- [RECORDS SHOWN]
★ ★ ★ ★ ★ ★ ★

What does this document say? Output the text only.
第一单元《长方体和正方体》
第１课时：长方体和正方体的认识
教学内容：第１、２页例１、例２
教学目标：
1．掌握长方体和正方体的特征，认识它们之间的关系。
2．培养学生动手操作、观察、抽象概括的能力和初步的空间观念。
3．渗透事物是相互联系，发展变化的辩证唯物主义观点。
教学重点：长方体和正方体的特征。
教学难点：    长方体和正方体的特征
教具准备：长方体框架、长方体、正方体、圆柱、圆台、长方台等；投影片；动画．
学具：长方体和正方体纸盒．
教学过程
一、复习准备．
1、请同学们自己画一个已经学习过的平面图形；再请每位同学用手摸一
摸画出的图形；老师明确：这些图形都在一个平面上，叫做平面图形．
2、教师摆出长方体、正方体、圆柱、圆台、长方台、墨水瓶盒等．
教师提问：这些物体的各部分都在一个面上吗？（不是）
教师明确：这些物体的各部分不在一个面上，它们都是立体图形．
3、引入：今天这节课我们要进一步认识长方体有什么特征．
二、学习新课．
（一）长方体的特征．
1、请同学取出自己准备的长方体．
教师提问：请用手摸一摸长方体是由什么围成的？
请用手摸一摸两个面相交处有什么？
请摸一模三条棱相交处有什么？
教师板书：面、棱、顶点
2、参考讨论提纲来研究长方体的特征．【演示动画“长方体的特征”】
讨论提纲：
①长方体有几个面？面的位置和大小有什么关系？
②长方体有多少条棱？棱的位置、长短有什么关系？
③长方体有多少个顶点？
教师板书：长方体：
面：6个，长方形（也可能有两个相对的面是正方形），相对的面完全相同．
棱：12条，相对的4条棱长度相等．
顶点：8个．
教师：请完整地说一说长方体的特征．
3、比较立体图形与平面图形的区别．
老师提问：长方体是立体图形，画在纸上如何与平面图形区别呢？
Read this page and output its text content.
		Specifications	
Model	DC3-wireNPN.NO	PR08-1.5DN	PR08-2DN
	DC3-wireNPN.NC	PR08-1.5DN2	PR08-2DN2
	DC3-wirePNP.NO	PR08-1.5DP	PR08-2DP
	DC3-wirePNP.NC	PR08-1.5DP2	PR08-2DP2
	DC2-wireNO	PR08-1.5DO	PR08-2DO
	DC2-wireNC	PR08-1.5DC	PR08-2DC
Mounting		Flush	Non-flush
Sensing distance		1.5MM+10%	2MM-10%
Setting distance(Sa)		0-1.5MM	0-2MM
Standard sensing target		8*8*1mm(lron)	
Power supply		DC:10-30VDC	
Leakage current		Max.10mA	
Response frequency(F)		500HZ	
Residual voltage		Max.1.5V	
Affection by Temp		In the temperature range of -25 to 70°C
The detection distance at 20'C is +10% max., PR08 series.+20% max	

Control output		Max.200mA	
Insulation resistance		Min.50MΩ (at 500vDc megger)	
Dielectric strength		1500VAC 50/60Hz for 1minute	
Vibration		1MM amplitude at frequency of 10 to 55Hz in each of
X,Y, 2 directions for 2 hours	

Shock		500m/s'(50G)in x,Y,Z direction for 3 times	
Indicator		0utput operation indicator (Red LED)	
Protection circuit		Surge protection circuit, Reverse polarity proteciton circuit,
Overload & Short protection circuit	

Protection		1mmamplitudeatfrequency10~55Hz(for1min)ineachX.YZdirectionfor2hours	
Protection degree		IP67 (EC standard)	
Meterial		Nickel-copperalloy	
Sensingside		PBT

★ ★ ★ ★ ★ ★ ★

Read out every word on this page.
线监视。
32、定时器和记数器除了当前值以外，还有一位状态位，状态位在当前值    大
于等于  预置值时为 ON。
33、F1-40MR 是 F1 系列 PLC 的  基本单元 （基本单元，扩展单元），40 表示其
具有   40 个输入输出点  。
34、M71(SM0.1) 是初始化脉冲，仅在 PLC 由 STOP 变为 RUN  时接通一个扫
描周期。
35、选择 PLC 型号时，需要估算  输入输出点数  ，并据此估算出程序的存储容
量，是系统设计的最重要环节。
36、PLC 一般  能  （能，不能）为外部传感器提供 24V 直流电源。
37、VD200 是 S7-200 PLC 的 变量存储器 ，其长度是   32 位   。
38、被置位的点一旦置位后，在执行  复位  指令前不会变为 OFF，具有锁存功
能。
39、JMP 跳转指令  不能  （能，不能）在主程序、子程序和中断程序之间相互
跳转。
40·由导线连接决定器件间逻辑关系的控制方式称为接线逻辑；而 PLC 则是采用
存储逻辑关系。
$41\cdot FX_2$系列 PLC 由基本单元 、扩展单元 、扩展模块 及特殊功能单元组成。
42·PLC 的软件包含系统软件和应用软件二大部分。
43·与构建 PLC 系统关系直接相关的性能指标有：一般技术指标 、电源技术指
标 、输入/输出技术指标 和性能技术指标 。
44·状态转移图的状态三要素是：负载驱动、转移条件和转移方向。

★ ★ ★ ★ ★ ★ ★

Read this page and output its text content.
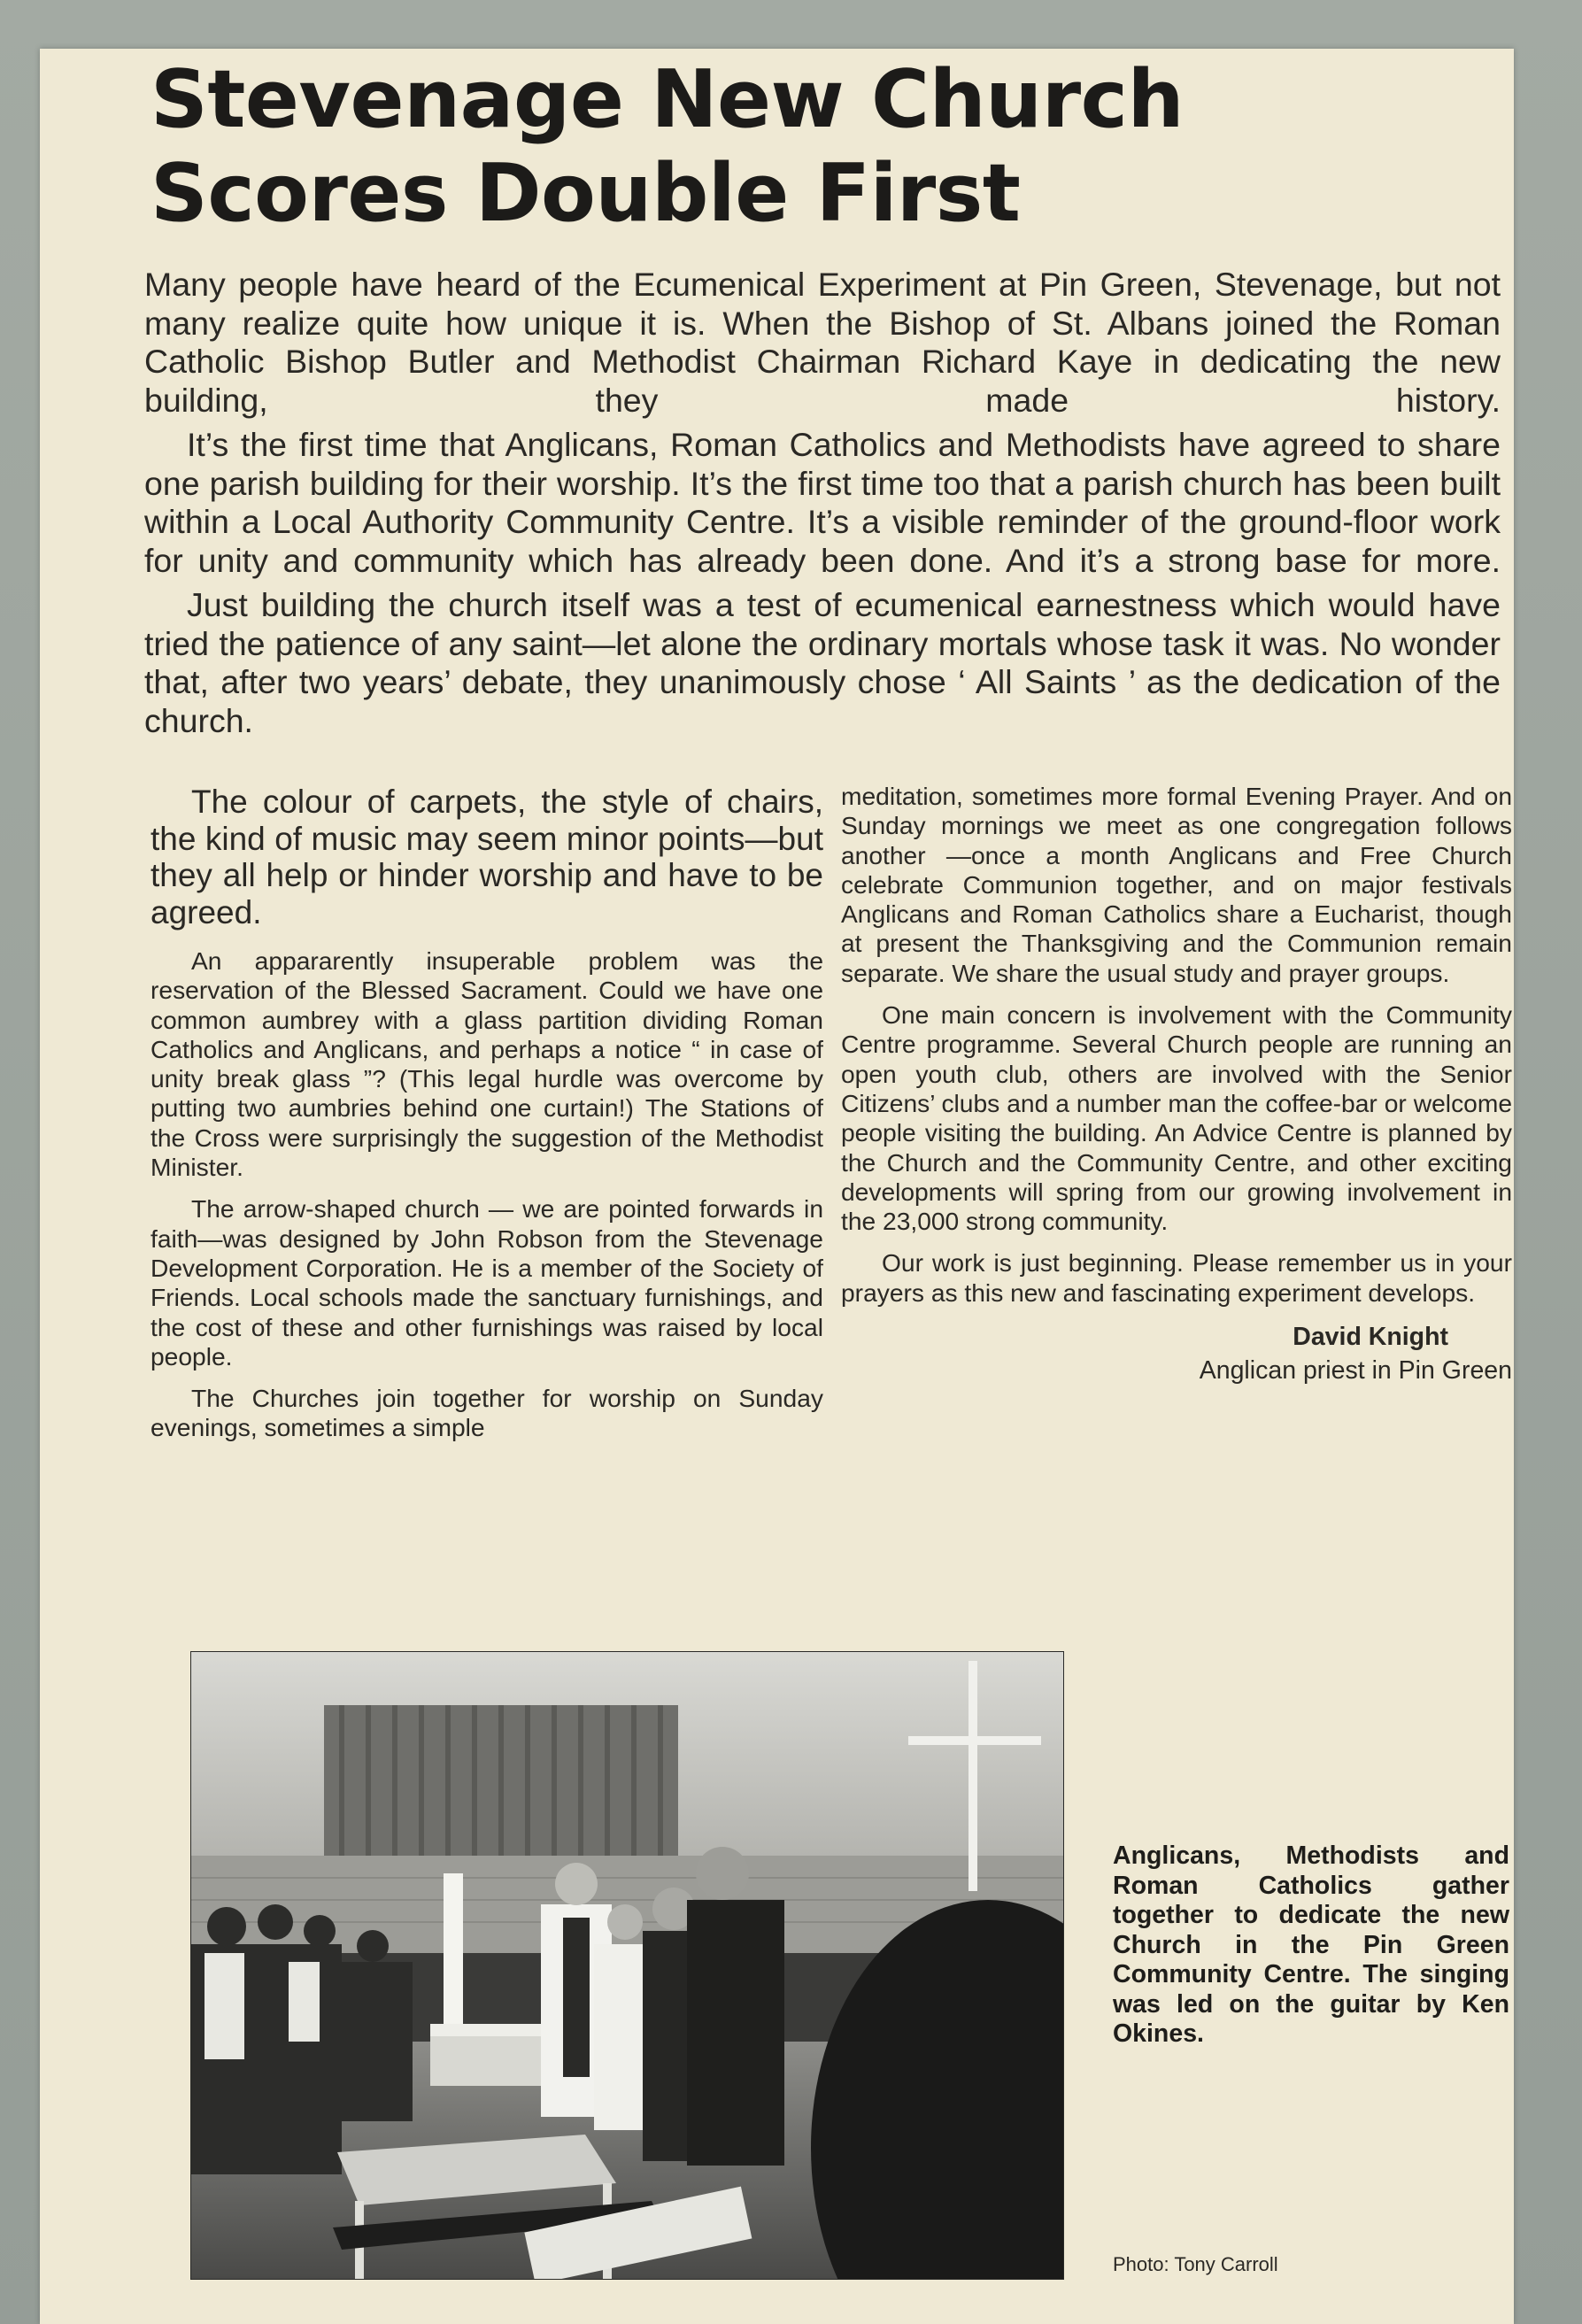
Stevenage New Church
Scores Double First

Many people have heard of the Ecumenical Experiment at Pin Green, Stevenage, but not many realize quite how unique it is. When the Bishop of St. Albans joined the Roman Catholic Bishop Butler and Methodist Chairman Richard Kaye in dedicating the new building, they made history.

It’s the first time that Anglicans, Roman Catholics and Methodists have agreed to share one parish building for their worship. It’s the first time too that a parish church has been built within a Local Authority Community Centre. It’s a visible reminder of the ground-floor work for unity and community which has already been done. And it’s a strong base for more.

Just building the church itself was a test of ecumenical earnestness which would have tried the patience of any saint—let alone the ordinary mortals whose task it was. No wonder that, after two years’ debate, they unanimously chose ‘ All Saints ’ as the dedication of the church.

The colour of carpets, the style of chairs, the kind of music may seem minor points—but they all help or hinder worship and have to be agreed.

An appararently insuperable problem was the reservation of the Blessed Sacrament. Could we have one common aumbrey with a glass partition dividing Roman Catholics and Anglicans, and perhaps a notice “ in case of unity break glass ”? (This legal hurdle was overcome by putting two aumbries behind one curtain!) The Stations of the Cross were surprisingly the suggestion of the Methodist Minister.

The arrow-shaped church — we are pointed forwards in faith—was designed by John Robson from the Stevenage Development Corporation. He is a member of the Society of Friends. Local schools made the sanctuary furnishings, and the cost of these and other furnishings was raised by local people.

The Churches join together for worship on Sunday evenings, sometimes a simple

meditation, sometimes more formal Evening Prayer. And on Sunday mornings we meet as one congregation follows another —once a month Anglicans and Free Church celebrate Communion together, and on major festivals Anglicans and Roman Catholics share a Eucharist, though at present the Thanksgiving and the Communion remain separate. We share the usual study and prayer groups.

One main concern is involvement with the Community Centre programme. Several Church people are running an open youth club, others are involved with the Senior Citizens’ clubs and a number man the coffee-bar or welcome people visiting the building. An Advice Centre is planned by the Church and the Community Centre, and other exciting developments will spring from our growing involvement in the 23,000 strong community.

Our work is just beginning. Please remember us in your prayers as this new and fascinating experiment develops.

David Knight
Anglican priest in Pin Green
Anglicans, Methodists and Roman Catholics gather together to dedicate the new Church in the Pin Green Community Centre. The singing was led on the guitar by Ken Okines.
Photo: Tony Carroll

★ ★ ★ ★ ★ ★ ★

- [REQUIREMENTS] Copy all lines from the material that contain "教师提问".

- [ANSWER TO THIS EXERCISE]
教师提问：这些物体的各部分都在一个面上吗？（不是）
教师提问：请用手摸一摸长方体是由什么围成的？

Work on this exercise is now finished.